▶ **Directions for this task**
Drop every picture, then transcribe the remaining data exactly.

▶ **Records for this task**
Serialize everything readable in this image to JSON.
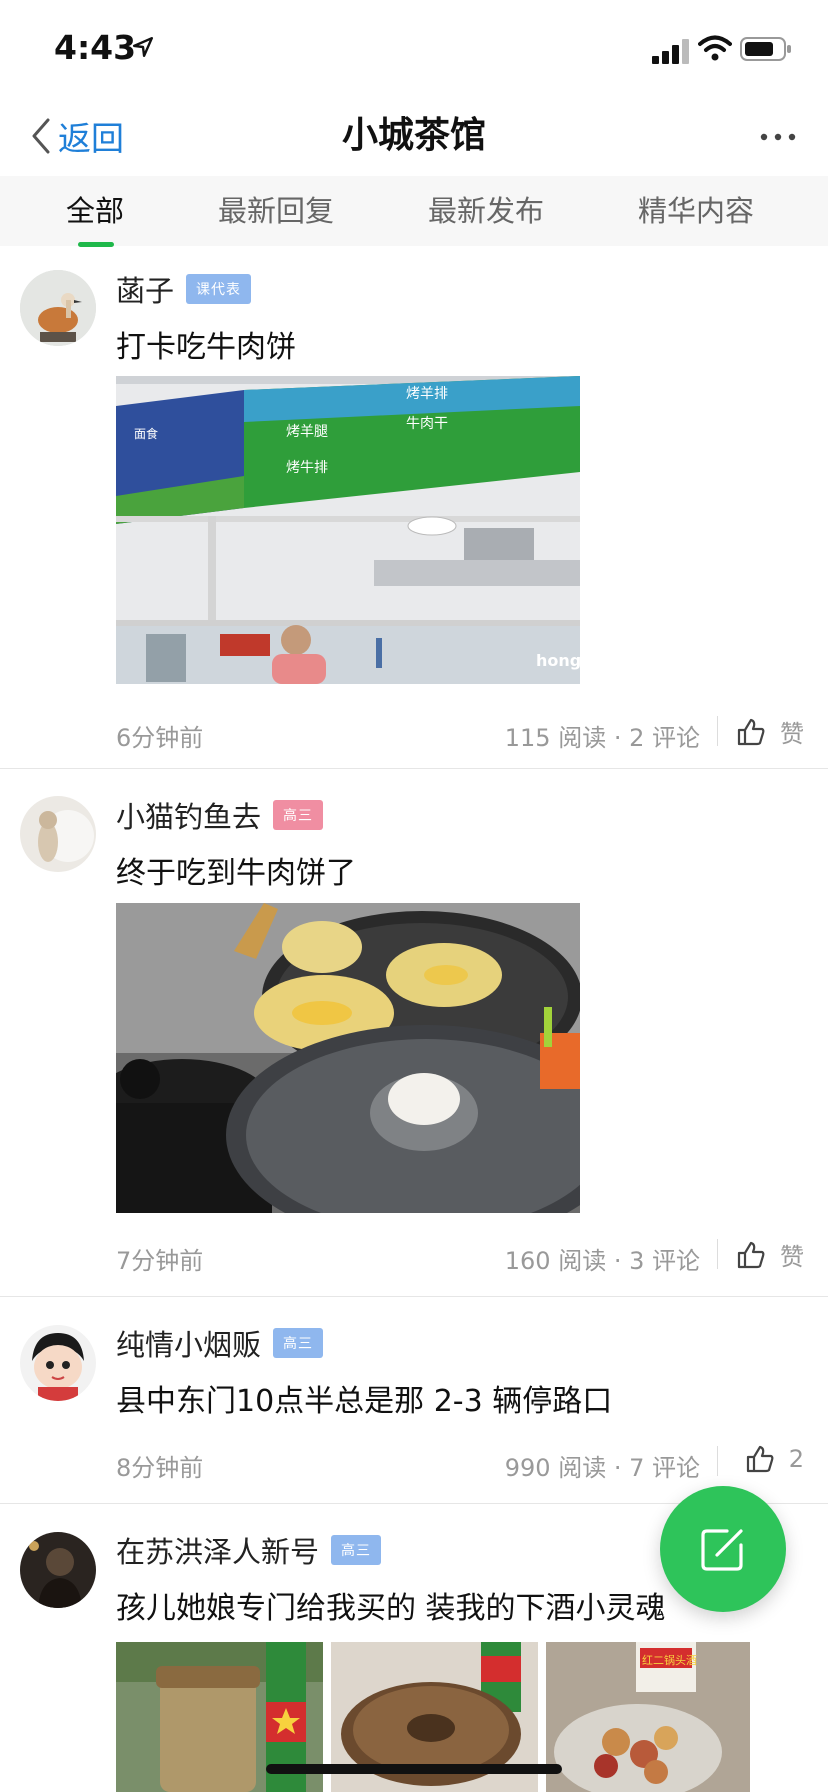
{
  "status_bar": {
    "time": "4:43"
  },
  "nav": {
    "back_label": "返回",
    "title": "小城茶馆"
  },
  "tabs": [
    {
      "label": "全部"
    },
    {
      "label": "最新回复"
    },
    {
      "label": "最新发布"
    },
    {
      "label": "精华内容"
    }
  ],
  "posts": [
    {
      "author": "菡子",
      "badge": "课代表",
      "text": "打卡吃牛肉饼",
      "time": "6分钟前",
      "stats": "115 阅读 · 2 评论",
      "like_label": "赞"
    },
    {
      "author": "小猫钓鱼去",
      "badge": "高三",
      "text": "终于吃到牛肉饼了",
      "time": "7分钟前",
      "stats": "160 阅读 · 3 评论",
      "like_label": "赞"
    },
    {
      "author": "纯情小烟贩",
      "badge": "高三",
      "text": "县中东门10点半总是那 2-3 辆停路口",
      "time": "8分钟前",
      "stats": "990 阅读 · 7 评论",
      "like_label": "2"
    },
    {
      "author": "在苏洪泽人新号",
      "badge": "高三",
      "text": "孩儿她娘专门给我买的 装我的下酒小灵魂"
    }
  ],
  "post1_image": {
    "sign_text_1": "烤羊排",
    "sign_text_2": "牛肉干",
    "sign_text_3": "烤羊腿",
    "sign_text_4": "烤牛排",
    "left_sign": "面食",
    "watermark": "hong"
  },
  "post4_images": {
    "label_1": "红二锅头酒",
    "label_2": "红二锅头酒"
  },
  "colors": {
    "accent_green": "#1fb84a",
    "link_blue": "#1f7fd8",
    "fab_green": "#2ec45a"
  },
  "icons": [
    "location-arrow-icon",
    "signal-icon",
    "wifi-icon",
    "battery-icon",
    "chevron-left-icon",
    "more-icon",
    "thumbs-up-icon",
    "edit-icon"
  ]
}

▶ **Output**
Serialize everything readable in this image to JSON.
{
  "status_bar": {
    "time": "4:43"
  },
  "nav": {
    "back_label": "返回",
    "title": "小城茶馆"
  },
  "tabs": [
    {
      "label": "全部"
    },
    {
      "label": "最新回复"
    },
    {
      "label": "最新发布"
    },
    {
      "label": "精华内容"
    }
  ],
  "posts": [
    {
      "author": "菡子",
      "badge": "课代表",
      "text": "打卡吃牛肉饼",
      "time": "6分钟前",
      "stats": "115 阅读 · 2 评论",
      "like_label": "赞"
    },
    {
      "author": "小猫钓鱼去",
      "badge": "高三",
      "text": "终于吃到牛肉饼了",
      "time": "7分钟前",
      "stats": "160 阅读 · 3 评论",
      "like_label": "赞"
    },
    {
      "author": "纯情小烟贩",
      "badge": "高三",
      "text": "县中东门10点半总是那 2-3 辆停路口",
      "time": "8分钟前",
      "stats": "990 阅读 · 7 评论",
      "like_label": "2"
    },
    {
      "author": "在苏洪泽人新号",
      "badge": "高三",
      "text": "孩儿她娘专门给我买的 装我的下酒小灵魂"
    }
  ],
  "post1_image": {
    "sign_text_1": "烤羊排",
    "sign_text_2": "牛肉干",
    "sign_text_3": "烤羊腿",
    "sign_text_4": "烤牛排",
    "left_sign": "面食",
    "watermark": "hong"
  },
  "post4_images": {
    "label_1": "红二锅头酒",
    "label_2": "红二锅头酒"
  },
  "colors": {
    "accent_green": "#1fb84a",
    "link_blue": "#1f7fd8",
    "fab_green": "#2ec45a"
  },
  "icons": [
    "location-arrow-icon",
    "signal-icon",
    "wifi-icon",
    "battery-icon",
    "chevron-left-icon",
    "more-icon",
    "thumbs-up-icon",
    "edit-icon"
  ]
}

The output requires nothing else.